### What you will do
Copy everything in the listing below word for word, apart from any images.

== Information given ==

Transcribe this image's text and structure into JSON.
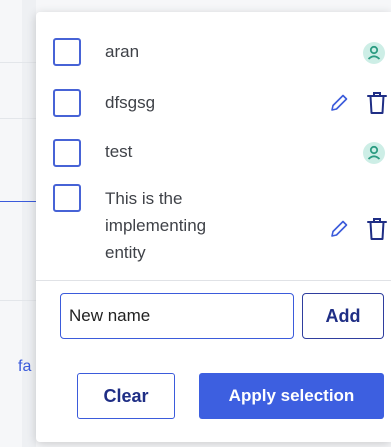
{
  "background": {
    "fragment_text": "fa"
  },
  "entities": [
    {
      "label": "aran",
      "checked": false,
      "actions": [
        "user-icon"
      ]
    },
    {
      "label": "dfsgsg",
      "checked": false,
      "actions": [
        "pencil-icon",
        "trash-icon"
      ]
    },
    {
      "label": "test",
      "checked": false,
      "actions": [
        "user-icon"
      ]
    },
    {
      "label": "This is the\nimplementing\nentity",
      "checked": false,
      "actions": [
        "pencil-icon",
        "trash-icon"
      ]
    }
  ],
  "new_name": {
    "value": "New name",
    "add_label": "Add"
  },
  "footer": {
    "clear_label": "Clear",
    "apply_label": "Apply selection"
  },
  "colors": {
    "accent": "#3d5fe0",
    "checkbox_border": "#4763d6",
    "user_badge_bg": "#cdeee6",
    "user_badge_fg": "#2c9c82"
  }
}
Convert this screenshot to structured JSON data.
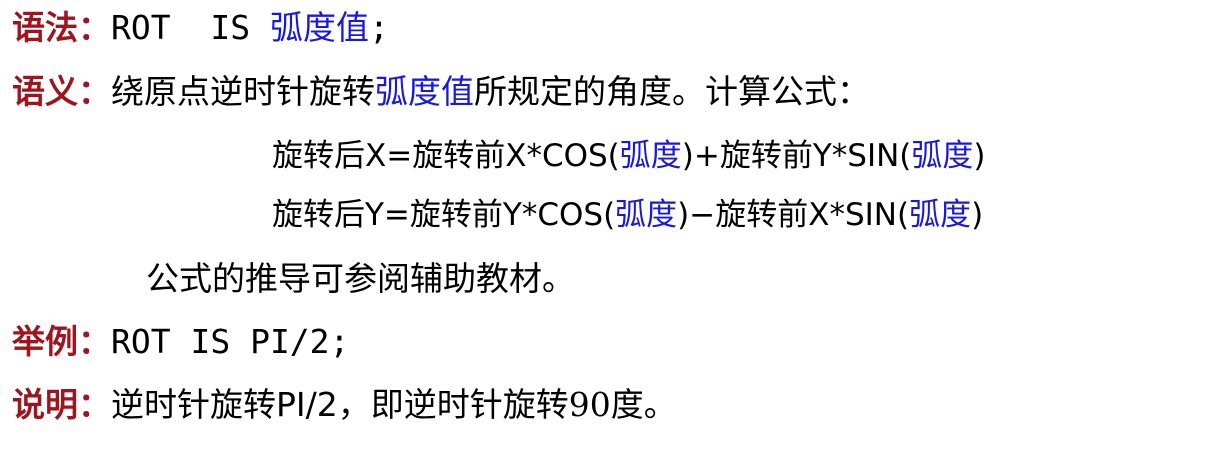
{
  "colors": {
    "label": "#a0141e",
    "text": "#000000",
    "highlight": "#1a1ad6"
  },
  "syntax": {
    "label": "语法：",
    "code_a": "ROT  IS ",
    "param": "弧度值",
    "code_b": ";"
  },
  "semantics": {
    "label": "语义：",
    "text_a": "绕原点逆时针旋转",
    "param": "弧度值",
    "text_b": "所规定的角度。计算公式："
  },
  "formula1": {
    "a": "旋转后X=旋转前X*COS(",
    "b": "弧度",
    "c": ")+旋转前Y*SIN(",
    "d": "弧度",
    "e": ")"
  },
  "formula2": {
    "a": "旋转后Y=旋转前Y*COS(",
    "b": "弧度",
    "c": ")−旋转前X*SIN(",
    "d": "弧度",
    "e": ")"
  },
  "note": "公式的推导可参阅辅助教材。",
  "example": {
    "label": "举例：",
    "code": "ROT IS PI/2;"
  },
  "explanation": {
    "label": "说明：",
    "text_a": "逆时针旋转PI/2，即逆时针旋转",
    "number": "90",
    "text_b": "度。"
  }
}
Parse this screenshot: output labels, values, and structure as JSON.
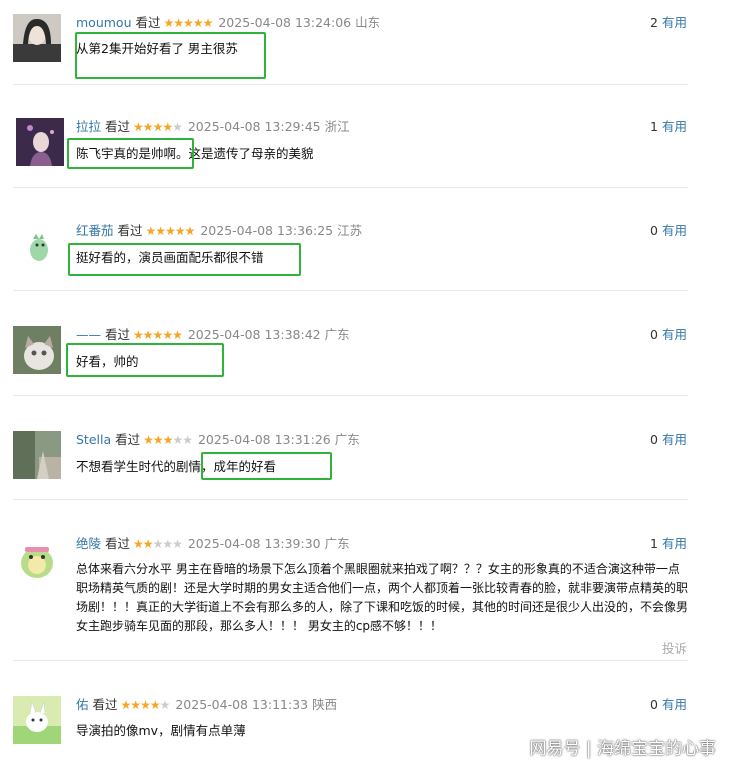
{
  "reviews": [
    {
      "user": "moumou",
      "watched": "看过",
      "stars": 5,
      "time": "2025-04-08 13:24:06",
      "location": "山东",
      "useful_count": "2",
      "useful_label": "有用",
      "content": "从第2集开始好看了 男主很苏"
    },
    {
      "user": "拉拉",
      "watched": "看过",
      "stars": 4,
      "time": "2025-04-08 13:29:45",
      "location": "浙江",
      "useful_count": "1",
      "useful_label": "有用",
      "content": "陈飞宇真的是帅啊。这是遗传了母亲的美貌"
    },
    {
      "user": "红番茄",
      "watched": "看过",
      "stars": 5,
      "time": "2025-04-08 13:36:25",
      "location": "江苏",
      "useful_count": "0",
      "useful_label": "有用",
      "content": "挺好看的，演员画面配乐都很不错"
    },
    {
      "user": "——",
      "watched": "看过",
      "stars": 5,
      "time": "2025-04-08 13:38:42",
      "location": "广东",
      "useful_count": "0",
      "useful_label": "有用",
      "content": "好看，帅的"
    },
    {
      "user": "Stella",
      "watched": "看过",
      "stars": 3,
      "time": "2025-04-08 13:31:26",
      "location": "广东",
      "useful_count": "0",
      "useful_label": "有用",
      "content": "不想看学生时代的剧情，成年的好看"
    },
    {
      "user": "绝陵",
      "watched": "看过",
      "stars": 2,
      "time": "2025-04-08 13:39:30",
      "location": "广东",
      "useful_count": "1",
      "useful_label": "有用",
      "content": "总体来看六分水平 男主在昏暗的场景下怎么顶着个黑眼圈就来拍戏了啊？？？女主的形象真的不适合演这种带一点职场精英气质的剧！还是大学时期的男女主适合他们一点，两个人都顶着一张比较青春的脸，就非要演带点精英的职场剧！！！真正的大学街道上不会有那么多的人，除了下课和吃饭的时候，其他的时间还是很少人出没的，不会像男女主跑步骑车见面的那段，那么多人！！！ 男女主的cp感不够！！！",
      "report": "投诉"
    },
    {
      "user": "佑",
      "watched": "看过",
      "stars": 4,
      "time": "2025-04-08 13:11:33",
      "location": "陕西",
      "useful_count": "0",
      "useful_label": "有用",
      "content": "导演拍的像mv，剧情有点单薄"
    }
  ],
  "watermark": "网易号 | 海绵宝宝的心事",
  "colors": {
    "link": "#3377aa",
    "star": "#f5a623",
    "highlight": "#2fb33b"
  }
}
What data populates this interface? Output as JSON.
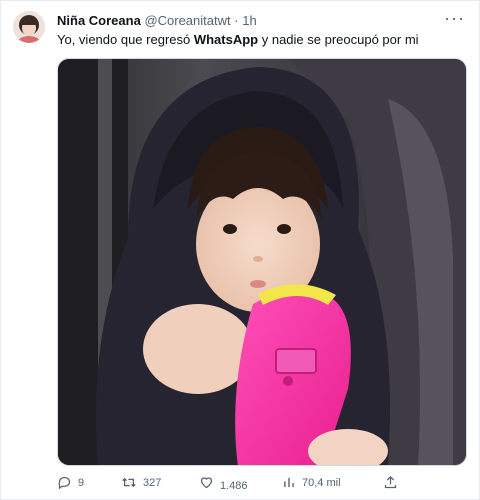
{
  "tweet": {
    "display_name": "Niña Coreana",
    "handle": "@Coreanitatwt",
    "separator": "·",
    "time": "1h",
    "text_before": "Yo, viendo que regresó ",
    "text_bold": "WhatsApp",
    "text_after": " y nadie se preocupó por mi"
  },
  "actions": {
    "replies": "9",
    "retweets": "327",
    "likes": "1.486",
    "views": "70,4 mil"
  },
  "icons": {
    "reply": "reply-bubble-icon",
    "retweet": "retweet-arrows-icon",
    "like": "heart-icon",
    "views": "bar-chart-icon",
    "share": "share-upload-icon",
    "more": "more-dots-icon"
  },
  "colors": {
    "text": "#0f1419",
    "muted": "#536471",
    "border": "#cfd9de"
  }
}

===

### Completed exercise
Transcribe this image's text and structure into JSON.
{
  "background": {
    "fragment_text": "fa"
  },
  "entities": [
    {
      "label": "aran",
      "checked": false,
      "actions": [
        "user-icon"
      ]
    },
    {
      "label": "dfsgsg",
      "checked": false,
      "actions": [
        "pencil-icon",
        "trash-icon"
      ]
    },
    {
      "label": "test",
      "checked": false,
      "actions": [
        "user-icon"
      ]
    },
    {
      "label": "This is the\nimplementing\nentity",
      "checked": false,
      "actions": [
        "pencil-icon",
        "trash-icon"
      ]
    }
  ],
  "new_name": {
    "value": "New name",
    "add_label": "Add"
  },
  "footer": {
    "clear_label": "Clear",
    "apply_label": "Apply selection"
  },
  "colors": {
    "accent": "#3d5fe0",
    "checkbox_border": "#4763d6",
    "user_badge_bg": "#cdeee6",
    "user_badge_fg": "#2c9c82"
  }
}
Convert this screenshot to structured JSON data.
{
  "colors": {
    "label": "#a0141e",
    "text": "#000000",
    "highlight": "#1a1ad6"
  },
  "syntax": {
    "label": "语法：",
    "code_a": "ROT  IS ",
    "param": "弧度值",
    "code_b": ";"
  },
  "semantics": {
    "label": "语义：",
    "text_a": "绕原点逆时针旋转",
    "param": "弧度值",
    "text_b": "所规定的角度。计算公式："
  },
  "formula1": {
    "a": "旋转后X=旋转前X*COS(",
    "b": "弧度",
    "c": ")+旋转前Y*SIN(",
    "d": "弧度",
    "e": ")"
  },
  "formula2": {
    "a": "旋转后Y=旋转前Y*COS(",
    "b": "弧度",
    "c": ")−旋转前X*SIN(",
    "d": "弧度",
    "e": ")"
  },
  "note": "公式的推导可参阅辅助教材。",
  "example": {
    "label": "举例：",
    "code": "ROT IS PI/2;"
  },
  "explanation": {
    "label": "说明：",
    "text_a": "逆时针旋转PI/2，即逆时针旋转",
    "number": "90",
    "text_b": "度。"
  }
}
Parse this screenshot: output labels, values, and structure as JSON.
{
  "reviews": [
    {
      "user": "moumou",
      "watched": "看过",
      "stars": 5,
      "time": "2025-04-08 13:24:06",
      "location": "山东",
      "useful_count": "2",
      "useful_label": "有用",
      "content": "从第2集开始好看了 男主很苏"
    },
    {
      "user": "拉拉",
      "watched": "看过",
      "stars": 4,
      "time": "2025-04-08 13:29:45",
      "location": "浙江",
      "useful_count": "1",
      "useful_label": "有用",
      "content": "陈飞宇真的是帅啊。这是遗传了母亲的美貌"
    },
    {
      "user": "红番茄",
      "watched": "看过",
      "stars": 5,
      "time": "2025-04-08 13:36:25",
      "location": "江苏",
      "useful_count": "0",
      "useful_label": "有用",
      "content": "挺好看的，演员画面配乐都很不错"
    },
    {
      "user": "——",
      "watched": "看过",
      "stars": 5,
      "time": "2025-04-08 13:38:42",
      "location": "广东",
      "useful_count": "0",
      "useful_label": "有用",
      "content": "好看，帅的"
    },
    {
      "user": "Stella",
      "watched": "看过",
      "stars": 3,
      "time": "2025-04-08 13:31:26",
      "location": "广东",
      "useful_count": "0",
      "useful_label": "有用",
      "content": "不想看学生时代的剧情，成年的好看"
    },
    {
      "user": "绝陵",
      "watched": "看过",
      "stars": 2,
      "time": "2025-04-08 13:39:30",
      "location": "广东",
      "useful_count": "1",
      "useful_label": "有用",
      "content": "总体来看六分水平 男主在昏暗的场景下怎么顶着个黑眼圈就来拍戏了啊？？？女主的形象真的不适合演这种带一点职场精英气质的剧！还是大学时期的男女主适合他们一点，两个人都顶着一张比较青春的脸，就非要演带点精英的职场剧！！！真正的大学街道上不会有那么多的人，除了下课和吃饭的时候，其他的时间还是很少人出没的，不会像男女主跑步骑车见面的那段，那么多人！！！ 男女主的cp感不够！！！",
      "report": "投诉"
    },
    {
      "user": "佑",
      "watched": "看过",
      "stars": 4,
      "time": "2025-04-08 13:11:33",
      "location": "陕西",
      "useful_count": "0",
      "useful_label": "有用",
      "content": "导演拍的像mv，剧情有点单薄"
    }
  ],
  "watermark": "网易号 | 海绵宝宝的心事",
  "colors": {
    "link": "#3377aa",
    "star": "#f5a623",
    "highlight": "#2fb33b"
  }
}
What data populates this interface? Output as JSON.
{
  "tweet": {
    "display_name": "Niña Coreana",
    "handle": "@Coreanitatwt",
    "separator": "·",
    "time": "1h",
    "text_before": "Yo, viendo que regresó ",
    "text_bold": "WhatsApp",
    "text_after": " y nadie se preocupó por mi"
  },
  "actions": {
    "replies": "9",
    "retweets": "327",
    "likes": "1.486",
    "views": "70,4 mil"
  },
  "icons": {
    "reply": "reply-bubble-icon",
    "retweet": "retweet-arrows-icon",
    "like": "heart-icon",
    "views": "bar-chart-icon",
    "share": "share-upload-icon",
    "more": "more-dots-icon"
  },
  "colors": {
    "text": "#0f1419",
    "muted": "#536471",
    "border": "#cfd9de"
  }
}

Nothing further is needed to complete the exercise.